◆ **Instructions to follow**: Every entry has to be restated word for word.

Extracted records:
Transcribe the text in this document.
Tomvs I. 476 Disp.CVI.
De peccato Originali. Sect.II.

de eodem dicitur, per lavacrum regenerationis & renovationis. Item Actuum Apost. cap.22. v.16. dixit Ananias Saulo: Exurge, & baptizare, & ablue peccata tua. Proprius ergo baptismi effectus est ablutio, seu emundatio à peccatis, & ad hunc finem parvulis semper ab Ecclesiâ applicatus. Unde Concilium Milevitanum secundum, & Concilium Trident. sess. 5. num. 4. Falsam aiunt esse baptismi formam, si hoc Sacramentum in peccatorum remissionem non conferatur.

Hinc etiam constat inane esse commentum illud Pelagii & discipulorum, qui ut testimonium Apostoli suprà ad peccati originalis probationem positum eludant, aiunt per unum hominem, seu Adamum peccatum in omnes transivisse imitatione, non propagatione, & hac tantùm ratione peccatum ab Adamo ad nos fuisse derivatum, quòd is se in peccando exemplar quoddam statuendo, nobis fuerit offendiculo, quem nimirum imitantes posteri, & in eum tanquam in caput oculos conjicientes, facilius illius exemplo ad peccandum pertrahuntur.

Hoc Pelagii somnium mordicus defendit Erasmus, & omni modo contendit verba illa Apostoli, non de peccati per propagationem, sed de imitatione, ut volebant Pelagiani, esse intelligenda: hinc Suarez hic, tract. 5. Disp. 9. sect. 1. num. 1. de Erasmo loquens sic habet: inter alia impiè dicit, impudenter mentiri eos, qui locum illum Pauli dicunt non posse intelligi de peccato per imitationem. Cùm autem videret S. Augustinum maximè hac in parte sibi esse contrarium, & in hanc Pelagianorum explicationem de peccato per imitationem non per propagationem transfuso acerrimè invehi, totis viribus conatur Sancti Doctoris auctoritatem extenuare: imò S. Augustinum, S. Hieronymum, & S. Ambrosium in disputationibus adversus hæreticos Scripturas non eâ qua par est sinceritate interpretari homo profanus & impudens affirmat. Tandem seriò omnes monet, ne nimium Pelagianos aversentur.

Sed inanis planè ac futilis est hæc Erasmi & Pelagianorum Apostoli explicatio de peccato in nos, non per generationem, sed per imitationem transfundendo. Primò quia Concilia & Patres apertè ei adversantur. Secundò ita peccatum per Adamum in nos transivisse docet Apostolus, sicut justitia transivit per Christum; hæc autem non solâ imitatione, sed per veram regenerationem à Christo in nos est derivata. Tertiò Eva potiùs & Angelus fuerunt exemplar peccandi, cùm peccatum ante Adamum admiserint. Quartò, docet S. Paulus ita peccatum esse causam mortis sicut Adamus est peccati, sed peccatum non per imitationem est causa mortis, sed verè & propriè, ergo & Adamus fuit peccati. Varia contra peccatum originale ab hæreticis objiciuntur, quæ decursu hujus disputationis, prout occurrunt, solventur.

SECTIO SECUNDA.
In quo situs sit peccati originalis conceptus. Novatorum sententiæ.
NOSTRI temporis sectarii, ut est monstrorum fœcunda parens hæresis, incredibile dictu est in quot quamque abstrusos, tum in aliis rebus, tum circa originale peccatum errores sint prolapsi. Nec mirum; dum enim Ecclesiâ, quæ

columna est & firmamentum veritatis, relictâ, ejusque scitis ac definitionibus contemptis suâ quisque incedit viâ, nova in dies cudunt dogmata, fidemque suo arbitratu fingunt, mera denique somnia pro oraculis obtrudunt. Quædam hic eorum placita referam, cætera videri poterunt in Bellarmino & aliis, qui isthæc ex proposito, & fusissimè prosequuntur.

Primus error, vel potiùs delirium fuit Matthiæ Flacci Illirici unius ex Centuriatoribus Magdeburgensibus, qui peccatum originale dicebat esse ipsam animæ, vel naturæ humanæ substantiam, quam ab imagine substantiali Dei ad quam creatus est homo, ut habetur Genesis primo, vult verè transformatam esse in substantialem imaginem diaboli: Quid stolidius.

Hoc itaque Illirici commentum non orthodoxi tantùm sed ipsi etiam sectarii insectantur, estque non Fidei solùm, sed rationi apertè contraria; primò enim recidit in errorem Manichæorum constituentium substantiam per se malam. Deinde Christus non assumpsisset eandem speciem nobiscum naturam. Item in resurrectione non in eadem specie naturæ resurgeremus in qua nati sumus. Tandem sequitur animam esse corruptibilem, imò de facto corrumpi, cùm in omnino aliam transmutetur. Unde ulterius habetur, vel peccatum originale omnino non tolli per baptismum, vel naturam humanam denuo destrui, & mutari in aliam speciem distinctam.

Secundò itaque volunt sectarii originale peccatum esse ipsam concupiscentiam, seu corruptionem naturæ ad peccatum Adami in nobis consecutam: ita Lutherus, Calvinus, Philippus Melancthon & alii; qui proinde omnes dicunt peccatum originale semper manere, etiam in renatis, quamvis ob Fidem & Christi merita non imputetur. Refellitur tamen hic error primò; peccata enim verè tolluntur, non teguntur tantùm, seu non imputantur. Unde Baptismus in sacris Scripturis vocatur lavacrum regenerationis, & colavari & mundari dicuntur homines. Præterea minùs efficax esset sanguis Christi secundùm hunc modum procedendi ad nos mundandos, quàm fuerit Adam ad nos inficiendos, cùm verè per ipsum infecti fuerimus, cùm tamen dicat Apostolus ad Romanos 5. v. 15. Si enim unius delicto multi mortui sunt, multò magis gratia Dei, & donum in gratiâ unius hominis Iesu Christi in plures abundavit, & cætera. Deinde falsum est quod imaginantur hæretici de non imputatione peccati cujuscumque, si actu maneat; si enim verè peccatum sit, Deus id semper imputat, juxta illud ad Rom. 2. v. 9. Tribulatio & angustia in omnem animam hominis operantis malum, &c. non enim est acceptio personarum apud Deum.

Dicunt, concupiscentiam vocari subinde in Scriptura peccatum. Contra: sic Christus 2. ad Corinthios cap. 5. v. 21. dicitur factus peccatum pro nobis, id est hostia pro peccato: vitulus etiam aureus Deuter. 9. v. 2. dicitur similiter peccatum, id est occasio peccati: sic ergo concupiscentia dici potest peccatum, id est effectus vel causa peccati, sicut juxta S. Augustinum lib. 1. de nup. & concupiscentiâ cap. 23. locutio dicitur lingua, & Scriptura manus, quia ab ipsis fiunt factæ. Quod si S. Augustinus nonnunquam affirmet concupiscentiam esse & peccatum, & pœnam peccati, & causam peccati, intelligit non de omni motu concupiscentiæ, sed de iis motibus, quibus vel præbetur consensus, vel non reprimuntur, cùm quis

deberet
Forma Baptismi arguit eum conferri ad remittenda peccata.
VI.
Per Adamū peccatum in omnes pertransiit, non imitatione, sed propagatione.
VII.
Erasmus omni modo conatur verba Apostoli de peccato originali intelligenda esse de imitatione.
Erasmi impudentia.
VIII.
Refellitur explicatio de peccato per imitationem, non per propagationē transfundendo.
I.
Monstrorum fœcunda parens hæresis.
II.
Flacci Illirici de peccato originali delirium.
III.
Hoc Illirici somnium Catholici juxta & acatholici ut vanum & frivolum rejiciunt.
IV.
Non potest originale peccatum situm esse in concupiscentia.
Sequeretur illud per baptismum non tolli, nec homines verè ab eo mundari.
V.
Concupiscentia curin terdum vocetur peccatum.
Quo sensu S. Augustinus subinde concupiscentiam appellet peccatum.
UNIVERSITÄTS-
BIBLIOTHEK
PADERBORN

◆ **Finished exercise**:
Transcribe the text in this document.
Tomvs I. 476 Disp.CVI.
De peccato Originali. Sect.II.

de eodem dicitur, per lavacrum regenerationis & renovationis. Item Actuum Apost. cap.22. v.16. dixit Ananias Saulo: Exurge, & baptizare, & ablue peccata tua. Proprius ergo baptismi effectus est ablutio, seu emundatio à peccatis, & ad hunc finem parvulis semper ab Ecclesiâ applicatus. Unde Concilium Milevitanum secundum, & Concilium Trident. sess. 5. num. 4. Falsam aiunt esse baptismi formam, si hoc Sacramentum in peccatorum remissionem non conferatur.

Hinc etiam constat inane esse commentum illud Pelagii & discipulorum, qui ut testimonium Apostoli suprà ad peccati originalis probationem positum eludant, aiunt per unum hominem, seu Adamum peccatum in omnes transivisse imitatione, non propagatione, & hac tantùm ratione peccatum ab Adamo ad nos fuisse derivatum, quòd is se in peccando exemplar quoddam statuendo, nobis fuerit offendiculo, quem nimirum imitantes posteri, & in eum tanquam in caput oculos conjicientes, facilius illius exemplo ad peccandum pertrahuntur.

Hoc Pelagii somnium mordicus defendit Erasmus, & omni modo contendit verba illa Apostoli, non de peccati per propagationem, sed de imitatione, ut volebant Pelagiani, esse intelligenda: hinc Suarez hic, tract. 5. Disp. 9. sect. 1. num. 1. de Erasmo loquens sic habet: inter alia impiè dicit, impudenter mentiri eos, qui locum illum Pauli dicunt non posse intelligi de peccato per imitationem. Cùm autem videret S. Augustinum maximè hac in parte sibi esse contrarium, & in hanc Pelagianorum explicationem de peccato per imitationem non per propagationem transfuso acerrimè invehi, totis viribus conatur Sancti Doctoris auctoritatem extenuare: imò S. Augustinum, S. Hieronymum, & S. Ambrosium in disputationibus adversus hæreticos Scripturas non eâ qua par est sinceritate interpretari homo profanus & impudens affirmat. Tandem seriò omnes monet, ne nimium Pelagianos aversentur.

Sed inanis planè ac futilis est hæc Erasmi & Pelagianorum Apostoli explicatio de peccato in nos, non per generationem, sed per imitationem transfundendo. Primò quia Concilia & Patres apertè ei adversantur. Secundò ita peccatum per Adamum in nos transivisse docet Apostolus, sicut justitia transivit per Christum; hæc autem non solâ imitatione, sed per veram regenerationem à Christo in nos est derivata. Tertiò Eva potiùs & Angelus fuerunt exemplar peccandi, cùm peccatum ante Adamum admiserint. Quartò, docet S. Paulus ita peccatum esse causam mortis sicut Adamus est peccati, sed peccatum non per imitationem est causa mortis, sed verè & propriè, ergo & Adamus fuit peccati. Varia contra peccatum originale ab hæreticis objiciuntur, quæ decursu hujus disputationis, prout occurrunt, solventur.

SECTIO SECUNDA.
In quo situs sit peccati originalis conceptus. Novatorum sententiæ.
NOSTRI temporis sectarii, ut est monstrorum fœcunda parens hæresis, incredibile dictu est in quot quamque abstrusos, tum in aliis rebus, tum circa originale peccatum errores sint prolapsi. Nec mirum; dum enim Ecclesiâ, quæ

columna est & firmamentum veritatis, relictâ, ejusque scitis ac definitionibus contemptis suâ quisque incedit viâ, nova in dies cudunt dogmata, fidemque suo arbitratu fingunt, mera denique somnia pro oraculis obtrudunt. Quædam hic eorum placita referam, cætera videri poterunt in Bellarmino & aliis, qui isthæc ex proposito, & fusissimè prosequuntur.

Primus error, vel potiùs delirium fuit Matthiæ Flacci Illirici unius ex Centuriatoribus Magdeburgensibus, qui peccatum originale dicebat esse ipsam animæ, vel naturæ humanæ substantiam, quam ab imagine substantiali Dei ad quam creatus est homo, ut habetur Genesis primo, vult verè transformatam esse in substantialem imaginem diaboli: Quid stolidius.

Hoc itaque Illirici commentum non orthodoxi tantùm sed ipsi etiam sectarii insectantur, estque non Fidei solùm, sed rationi apertè contraria; primò enim recidit in errorem Manichæorum constituentium substantiam per se malam. Deinde Christus non assumpsisset eandem speciem nobiscum naturam. Item in resurrectione non in eadem specie naturæ resurgeremus in qua nati sumus. Tandem sequitur animam esse corruptibilem, imò de facto corrumpi, cùm in omnino aliam transmutetur. Unde ulterius habetur, vel peccatum originale omnino non tolli per baptismum, vel naturam humanam denuo destrui, & mutari in aliam speciem distinctam.

Secundò itaque volunt sectarii originale peccatum esse ipsam concupiscentiam, seu corruptionem naturæ ad peccatum Adami in nobis consecutam: ita Lutherus, Calvinus, Philippus Melancthon & alii; qui proinde omnes dicunt peccatum originale semper manere, etiam in renatis, quamvis ob Fidem & Christi merita non imputetur. Refellitur tamen hic error primò; peccata enim verè tolluntur, non teguntur tantùm, seu non imputantur. Unde Baptismus in sacris Scripturis vocatur lavacrum regenerationis, & colavari & mundari dicuntur homines. Præterea minùs efficax esset sanguis Christi secundùm hunc modum procedendi ad nos mundandos, quàm fuerit Adam ad nos inficiendos, cùm verè per ipsum infecti fuerimus, cùm tamen dicat Apostolus ad Romanos 5. v. 15. Si enim unius delicto multi mortui sunt, multò magis gratia Dei, & donum in gratiâ unius hominis Iesu Christi in plures abundavit, & cætera. Deinde falsum est quod imaginantur hæretici de non imputatione peccati cujuscumque, si actu maneat; si enim verè peccatum sit, Deus id semper imputat, juxta illud ad Rom. 2. v. 9. Tribulatio & angustia in omnem animam hominis operantis malum, &c. non enim est acceptio personarum apud Deum.

Dicunt, concupiscentiam vocari subinde in Scriptura peccatum. Contra: sic Christus 2. ad Corinthios cap. 5. v. 21. dicitur factus peccatum pro nobis, id est hostia pro peccato: vitulus etiam aureus Deuter. 9. v. 2. dicitur similiter peccatum, id est occasio peccati: sic ergo concupiscentia dici potest peccatum, id est effectus vel causa peccati, sicut juxta S. Augustinum lib. 1. de nup. & concupiscentiâ cap. 23. locutio dicitur lingua, & Scriptura manus, quia ab ipsis fiunt factæ. Quod si S. Augustinus nonnunquam affirmet concupiscentiam esse & peccatum, & pœnam peccati, & causam peccati, intelligit non de omni motu concupiscentiæ, sed de iis motibus, quibus vel præbetur consensus, vel non reprimuntur, cùm quis

deberet
Forma Baptismi arguit eum conferri ad remittenda peccata.
VI.
Per Adamū peccatum in omnes pertransiit, non imitatione, sed propagatione.
VII.
Erasmus omni modo conatur verba Apostoli de peccato originali intelligenda esse de imitatione.
Erasmi impudentia.
VIII.
Refellitur explicatio de peccato per imitationem, non per propagationē transfundendo.
I.
Monstrorum fœcunda parens hæresis.
II.
Flacci Illirici de peccato originali delirium.
III.
Hoc Illirici somnium Catholici juxta & acatholici ut vanum & frivolum rejiciunt.
IV.
Non potest originale peccatum situm esse in concupiscentia.
Sequeretur illud per baptismum non tolli, nec homines verè ab eo mundari.
V.
Concupiscentia curin terdum vocetur peccatum.
Quo sensu S. Augustinus subinde concupiscentiam appellet peccatum.
UNIVERSITÄTS-
BIBLIOTHEK
PADERBORN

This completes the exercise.